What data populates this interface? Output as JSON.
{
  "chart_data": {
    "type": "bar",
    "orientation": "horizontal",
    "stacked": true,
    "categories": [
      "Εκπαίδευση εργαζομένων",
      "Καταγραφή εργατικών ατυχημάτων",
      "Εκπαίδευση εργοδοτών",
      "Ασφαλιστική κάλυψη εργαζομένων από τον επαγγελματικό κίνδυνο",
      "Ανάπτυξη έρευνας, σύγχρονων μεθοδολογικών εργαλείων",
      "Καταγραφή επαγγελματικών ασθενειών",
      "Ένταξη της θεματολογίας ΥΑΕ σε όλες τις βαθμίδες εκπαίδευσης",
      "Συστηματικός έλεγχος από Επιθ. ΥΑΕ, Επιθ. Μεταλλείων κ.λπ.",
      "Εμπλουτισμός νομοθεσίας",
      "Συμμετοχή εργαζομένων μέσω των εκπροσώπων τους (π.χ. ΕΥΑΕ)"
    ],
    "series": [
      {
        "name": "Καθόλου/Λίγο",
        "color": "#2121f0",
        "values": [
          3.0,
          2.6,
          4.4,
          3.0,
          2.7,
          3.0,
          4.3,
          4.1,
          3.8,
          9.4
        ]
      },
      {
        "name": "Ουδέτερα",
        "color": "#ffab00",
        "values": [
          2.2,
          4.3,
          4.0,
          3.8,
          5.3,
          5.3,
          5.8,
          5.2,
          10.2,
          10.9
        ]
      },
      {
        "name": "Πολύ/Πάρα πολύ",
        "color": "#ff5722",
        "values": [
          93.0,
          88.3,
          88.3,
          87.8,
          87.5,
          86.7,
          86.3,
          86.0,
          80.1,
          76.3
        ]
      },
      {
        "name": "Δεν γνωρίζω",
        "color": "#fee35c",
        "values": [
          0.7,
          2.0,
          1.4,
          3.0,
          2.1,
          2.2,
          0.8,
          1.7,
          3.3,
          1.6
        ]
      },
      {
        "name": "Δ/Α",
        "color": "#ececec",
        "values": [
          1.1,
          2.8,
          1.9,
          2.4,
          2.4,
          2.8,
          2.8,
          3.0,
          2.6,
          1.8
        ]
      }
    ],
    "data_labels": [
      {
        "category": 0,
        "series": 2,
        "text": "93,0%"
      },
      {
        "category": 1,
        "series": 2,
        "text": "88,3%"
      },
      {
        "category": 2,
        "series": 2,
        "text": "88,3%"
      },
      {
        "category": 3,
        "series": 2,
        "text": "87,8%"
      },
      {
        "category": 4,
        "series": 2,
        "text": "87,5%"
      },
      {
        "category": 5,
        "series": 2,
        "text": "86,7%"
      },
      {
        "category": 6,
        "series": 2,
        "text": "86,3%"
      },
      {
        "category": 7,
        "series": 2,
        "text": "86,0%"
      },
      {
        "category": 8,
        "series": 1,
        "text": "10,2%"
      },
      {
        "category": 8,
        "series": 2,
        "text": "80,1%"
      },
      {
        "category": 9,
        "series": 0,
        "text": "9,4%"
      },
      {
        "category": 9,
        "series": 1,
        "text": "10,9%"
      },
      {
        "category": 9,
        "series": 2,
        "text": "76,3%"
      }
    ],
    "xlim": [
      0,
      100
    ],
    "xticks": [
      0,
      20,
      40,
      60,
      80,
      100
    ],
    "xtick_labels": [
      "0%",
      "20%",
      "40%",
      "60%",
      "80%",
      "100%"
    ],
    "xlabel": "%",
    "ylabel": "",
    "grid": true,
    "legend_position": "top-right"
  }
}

━━━━━━━━━━━━━━━━

Filter the listing above for the string "name" and copy every matching line.

• _Answer_
        "name": "Καθόλου/Λίγο",
        "name": "Ουδέτερα",
        "name": "Πολύ/Πάρα πολύ",
        "name": "Δεν γνωρίζω",
        "name": "Δ/Α",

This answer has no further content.